INSTRUCTION: Pictures should be excluded; otherwise, copy every entry exactly.

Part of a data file
---

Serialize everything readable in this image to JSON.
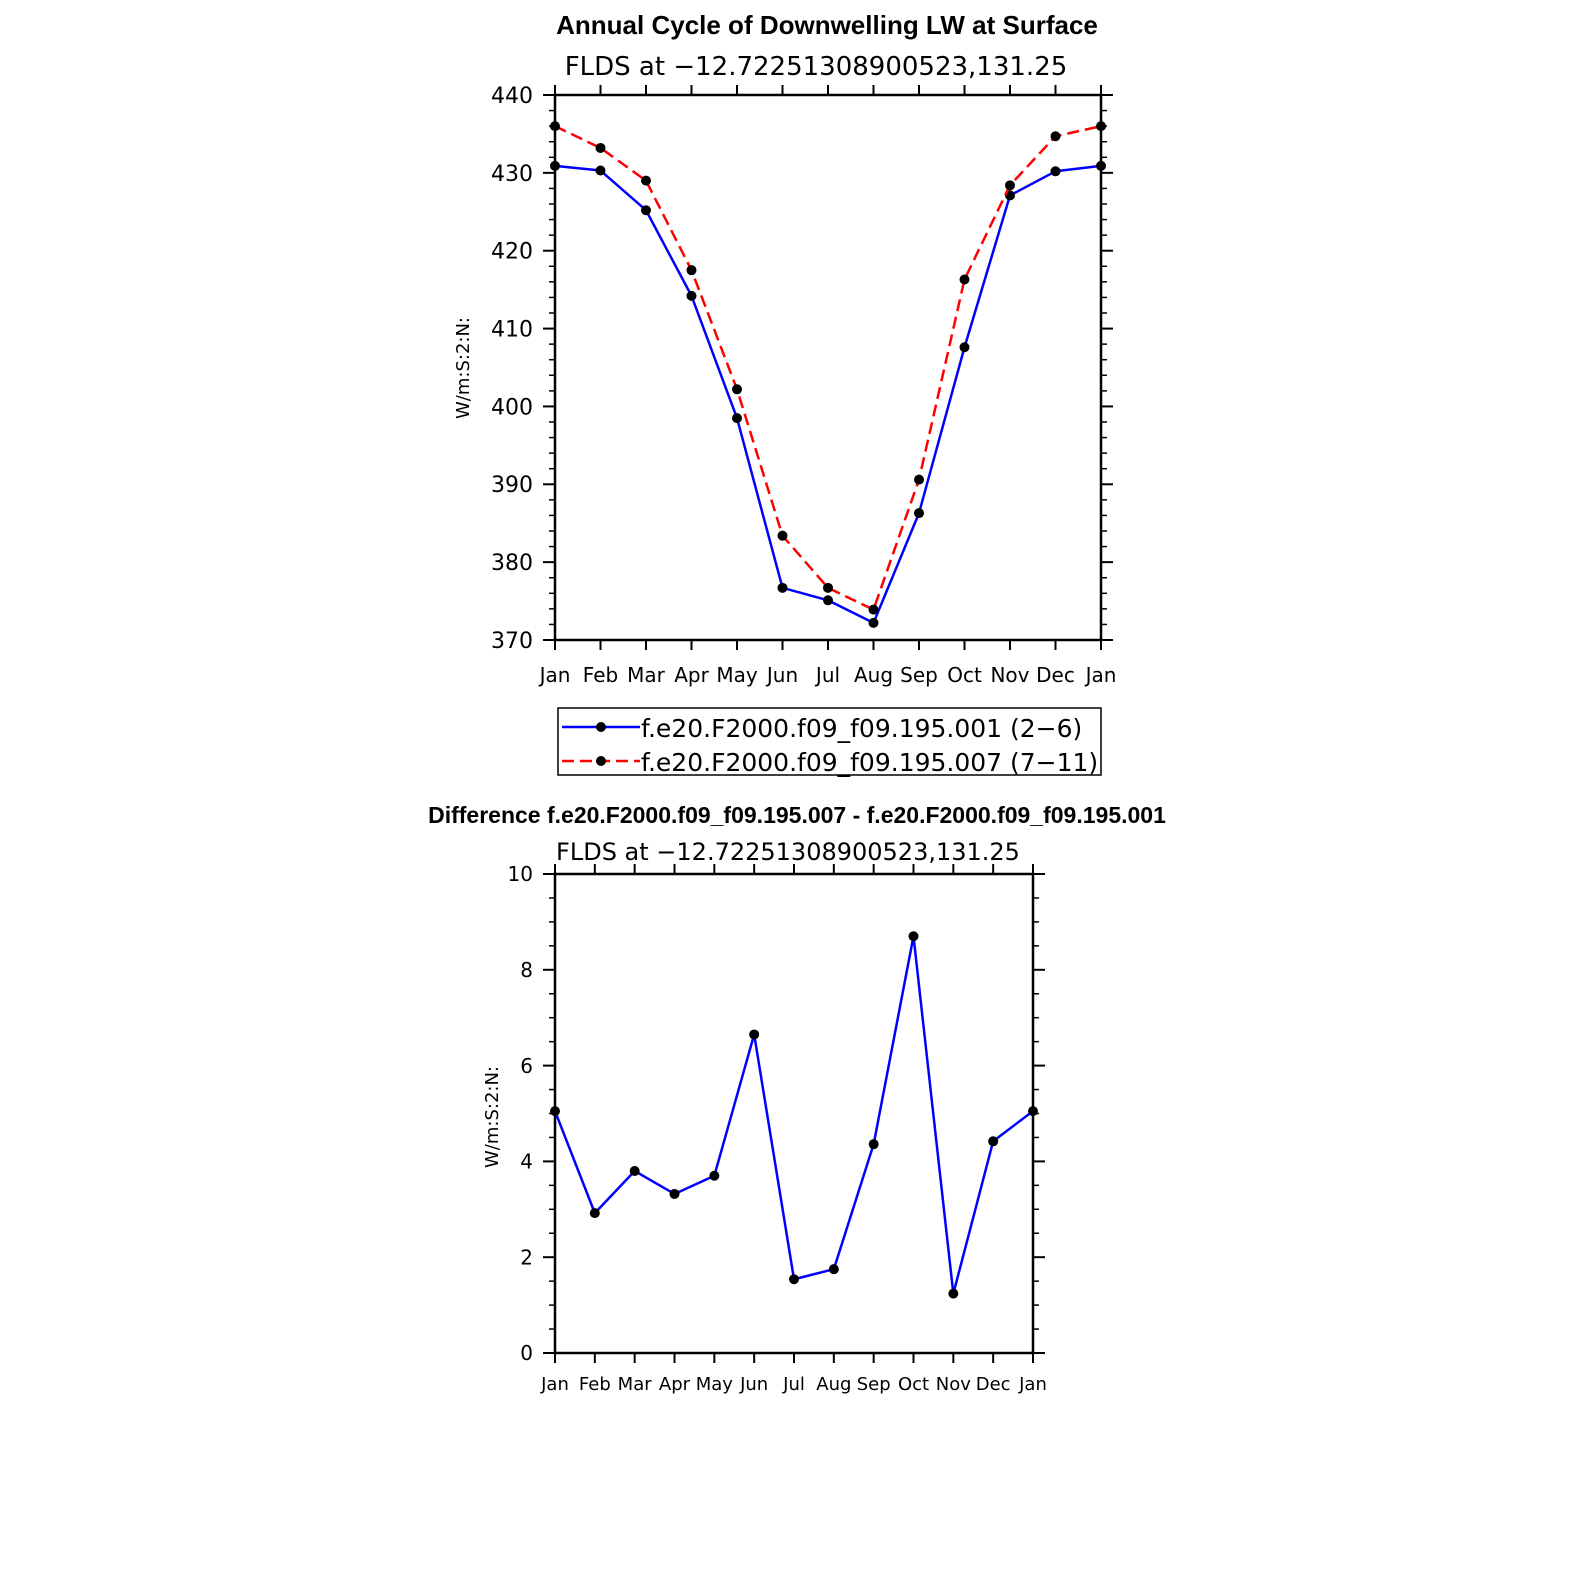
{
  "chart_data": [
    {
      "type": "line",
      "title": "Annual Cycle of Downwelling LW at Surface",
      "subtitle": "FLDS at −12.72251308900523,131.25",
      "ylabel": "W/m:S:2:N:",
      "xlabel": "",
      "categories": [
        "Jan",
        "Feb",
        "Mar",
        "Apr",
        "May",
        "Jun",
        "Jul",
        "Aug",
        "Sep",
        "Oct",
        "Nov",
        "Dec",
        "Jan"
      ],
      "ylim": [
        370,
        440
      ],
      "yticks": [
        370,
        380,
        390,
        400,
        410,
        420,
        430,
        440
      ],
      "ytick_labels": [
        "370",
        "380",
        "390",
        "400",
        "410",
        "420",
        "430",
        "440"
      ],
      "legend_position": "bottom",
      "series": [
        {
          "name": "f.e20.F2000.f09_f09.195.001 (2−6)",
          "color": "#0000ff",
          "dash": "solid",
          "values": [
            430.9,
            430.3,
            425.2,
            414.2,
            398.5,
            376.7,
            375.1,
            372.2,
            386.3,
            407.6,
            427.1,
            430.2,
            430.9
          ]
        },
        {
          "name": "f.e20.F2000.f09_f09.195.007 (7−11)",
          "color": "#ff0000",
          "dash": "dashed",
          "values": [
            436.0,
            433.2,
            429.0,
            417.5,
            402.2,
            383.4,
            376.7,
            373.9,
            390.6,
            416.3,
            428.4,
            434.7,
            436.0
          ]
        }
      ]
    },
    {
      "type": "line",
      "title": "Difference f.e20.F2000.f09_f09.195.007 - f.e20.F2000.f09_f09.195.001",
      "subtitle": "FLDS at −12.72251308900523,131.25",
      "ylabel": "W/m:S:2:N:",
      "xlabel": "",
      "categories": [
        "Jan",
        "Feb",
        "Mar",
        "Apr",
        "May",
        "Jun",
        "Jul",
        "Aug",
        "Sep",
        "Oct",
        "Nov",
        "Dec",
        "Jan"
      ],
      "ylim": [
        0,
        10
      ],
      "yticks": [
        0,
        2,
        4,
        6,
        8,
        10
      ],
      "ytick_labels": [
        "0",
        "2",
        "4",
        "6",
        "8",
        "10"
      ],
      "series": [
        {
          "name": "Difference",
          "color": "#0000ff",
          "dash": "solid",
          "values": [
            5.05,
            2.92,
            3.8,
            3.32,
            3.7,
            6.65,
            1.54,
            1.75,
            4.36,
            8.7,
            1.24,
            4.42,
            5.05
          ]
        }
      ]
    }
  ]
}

---

EXERCISE ANSWER:
Serialize everything readable in this image to JSON.
{
  "chart_data": [
    {
      "type": "line",
      "title": "Annual Cycle of Downwelling LW at Surface",
      "subtitle": "FLDS at −12.72251308900523,131.25",
      "ylabel": "W/m:S:2:N:",
      "xlabel": "",
      "categories": [
        "Jan",
        "Feb",
        "Mar",
        "Apr",
        "May",
        "Jun",
        "Jul",
        "Aug",
        "Sep",
        "Oct",
        "Nov",
        "Dec",
        "Jan"
      ],
      "ylim": [
        370,
        440
      ],
      "yticks": [
        370,
        380,
        390,
        400,
        410,
        420,
        430,
        440
      ],
      "ytick_labels": [
        "370",
        "380",
        "390",
        "400",
        "410",
        "420",
        "430",
        "440"
      ],
      "legend_position": "bottom",
      "series": [
        {
          "name": "f.e20.F2000.f09_f09.195.001 (2−6)",
          "color": "#0000ff",
          "dash": "solid",
          "values": [
            430.9,
            430.3,
            425.2,
            414.2,
            398.5,
            376.7,
            375.1,
            372.2,
            386.3,
            407.6,
            427.1,
            430.2,
            430.9
          ]
        },
        {
          "name": "f.e20.F2000.f09_f09.195.007 (7−11)",
          "color": "#ff0000",
          "dash": "dashed",
          "values": [
            436.0,
            433.2,
            429.0,
            417.5,
            402.2,
            383.4,
            376.7,
            373.9,
            390.6,
            416.3,
            428.4,
            434.7,
            436.0
          ]
        }
      ]
    },
    {
      "type": "line",
      "title": "Difference f.e20.F2000.f09_f09.195.007 - f.e20.F2000.f09_f09.195.001",
      "subtitle": "FLDS at −12.72251308900523,131.25",
      "ylabel": "W/m:S:2:N:",
      "xlabel": "",
      "categories": [
        "Jan",
        "Feb",
        "Mar",
        "Apr",
        "May",
        "Jun",
        "Jul",
        "Aug",
        "Sep",
        "Oct",
        "Nov",
        "Dec",
        "Jan"
      ],
      "ylim": [
        0,
        10
      ],
      "yticks": [
        0,
        2,
        4,
        6,
        8,
        10
      ],
      "ytick_labels": [
        "0",
        "2",
        "4",
        "6",
        "8",
        "10"
      ],
      "series": [
        {
          "name": "Difference",
          "color": "#0000ff",
          "dash": "solid",
          "values": [
            5.05,
            2.92,
            3.8,
            3.32,
            3.7,
            6.65,
            1.54,
            1.75,
            4.36,
            8.7,
            1.24,
            4.42,
            5.05
          ]
        }
      ]
    }
  ]
}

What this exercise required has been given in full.